■ **Assigned task**
Reproduce verbatim everything in the 2024 World Series of Poker Online text, starting at "The 2024 World" and ending at "September 30, 2024.".

■ **Source passage**
- Location: Online (WSOP.com and GGPoker)
- Dates: August 18 - TBC

Champion
- Moritz Dietrich

= 2024 World Series of Poker Online =

Series of online poker tournaments

The 2024 World Series of Poker Online was the fifth annual series of online poker tournaments organized by the World Series of Poker (WSOP).

==GGPoker schedule==

Played from August 18 to September 30, 2024.

■ **Data provided**
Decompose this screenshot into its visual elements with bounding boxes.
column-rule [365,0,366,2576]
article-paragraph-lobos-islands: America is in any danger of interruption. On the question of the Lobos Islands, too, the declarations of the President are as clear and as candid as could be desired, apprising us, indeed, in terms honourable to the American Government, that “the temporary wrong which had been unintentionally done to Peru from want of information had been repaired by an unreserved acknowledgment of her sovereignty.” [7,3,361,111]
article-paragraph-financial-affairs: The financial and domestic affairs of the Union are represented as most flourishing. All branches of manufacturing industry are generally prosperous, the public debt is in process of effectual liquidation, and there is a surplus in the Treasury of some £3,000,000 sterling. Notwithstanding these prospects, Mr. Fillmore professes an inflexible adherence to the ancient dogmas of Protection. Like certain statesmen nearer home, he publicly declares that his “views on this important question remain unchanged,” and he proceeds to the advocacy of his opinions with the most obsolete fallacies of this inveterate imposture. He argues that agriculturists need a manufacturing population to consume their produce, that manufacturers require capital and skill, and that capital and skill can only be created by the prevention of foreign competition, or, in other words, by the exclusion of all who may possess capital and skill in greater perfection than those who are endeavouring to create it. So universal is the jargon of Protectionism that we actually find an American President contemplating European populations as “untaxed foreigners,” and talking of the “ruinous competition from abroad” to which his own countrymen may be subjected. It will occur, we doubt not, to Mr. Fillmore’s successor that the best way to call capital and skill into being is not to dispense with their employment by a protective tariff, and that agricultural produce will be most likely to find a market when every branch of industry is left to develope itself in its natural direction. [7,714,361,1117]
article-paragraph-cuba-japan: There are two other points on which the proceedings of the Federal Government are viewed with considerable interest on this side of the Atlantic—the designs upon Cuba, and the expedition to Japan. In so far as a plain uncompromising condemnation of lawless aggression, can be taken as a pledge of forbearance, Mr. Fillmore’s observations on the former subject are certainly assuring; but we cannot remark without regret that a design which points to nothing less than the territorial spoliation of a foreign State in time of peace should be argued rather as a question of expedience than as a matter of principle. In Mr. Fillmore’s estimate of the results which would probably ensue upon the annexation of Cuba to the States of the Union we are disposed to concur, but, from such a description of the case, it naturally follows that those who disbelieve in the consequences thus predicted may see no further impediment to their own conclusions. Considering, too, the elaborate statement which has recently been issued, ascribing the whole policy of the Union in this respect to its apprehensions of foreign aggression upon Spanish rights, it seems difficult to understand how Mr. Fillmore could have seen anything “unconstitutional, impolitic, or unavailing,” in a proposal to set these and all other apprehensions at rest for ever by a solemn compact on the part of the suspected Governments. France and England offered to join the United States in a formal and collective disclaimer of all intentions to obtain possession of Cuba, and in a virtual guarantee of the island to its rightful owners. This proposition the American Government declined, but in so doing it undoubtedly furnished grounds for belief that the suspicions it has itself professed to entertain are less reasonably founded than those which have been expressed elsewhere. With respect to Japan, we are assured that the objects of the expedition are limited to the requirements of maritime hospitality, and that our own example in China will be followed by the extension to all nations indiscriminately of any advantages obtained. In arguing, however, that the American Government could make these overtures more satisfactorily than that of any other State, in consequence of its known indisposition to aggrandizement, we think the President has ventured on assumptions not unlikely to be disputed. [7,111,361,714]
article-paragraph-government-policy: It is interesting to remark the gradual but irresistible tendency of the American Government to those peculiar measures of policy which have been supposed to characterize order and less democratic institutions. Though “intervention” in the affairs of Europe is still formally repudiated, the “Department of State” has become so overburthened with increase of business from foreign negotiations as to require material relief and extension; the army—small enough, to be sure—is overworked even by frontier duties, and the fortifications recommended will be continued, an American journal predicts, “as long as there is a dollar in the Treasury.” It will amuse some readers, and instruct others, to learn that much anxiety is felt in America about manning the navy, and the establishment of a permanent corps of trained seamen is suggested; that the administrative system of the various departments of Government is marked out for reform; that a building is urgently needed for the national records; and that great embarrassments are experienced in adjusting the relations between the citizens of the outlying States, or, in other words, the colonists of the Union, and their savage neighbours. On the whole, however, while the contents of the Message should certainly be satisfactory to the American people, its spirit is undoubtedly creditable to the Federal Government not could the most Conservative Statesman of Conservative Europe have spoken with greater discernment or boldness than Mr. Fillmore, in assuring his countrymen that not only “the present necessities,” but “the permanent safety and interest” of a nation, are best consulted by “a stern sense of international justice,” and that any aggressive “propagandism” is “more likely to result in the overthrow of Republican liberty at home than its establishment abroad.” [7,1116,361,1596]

■ **Written solution**
The 2024 World Series of Poker Online was the fifth annual series of online poker tournaments organized by the World Series of Poker (WSOP).

==GGPoker schedule==

Played from August 18 to September 30, 2024.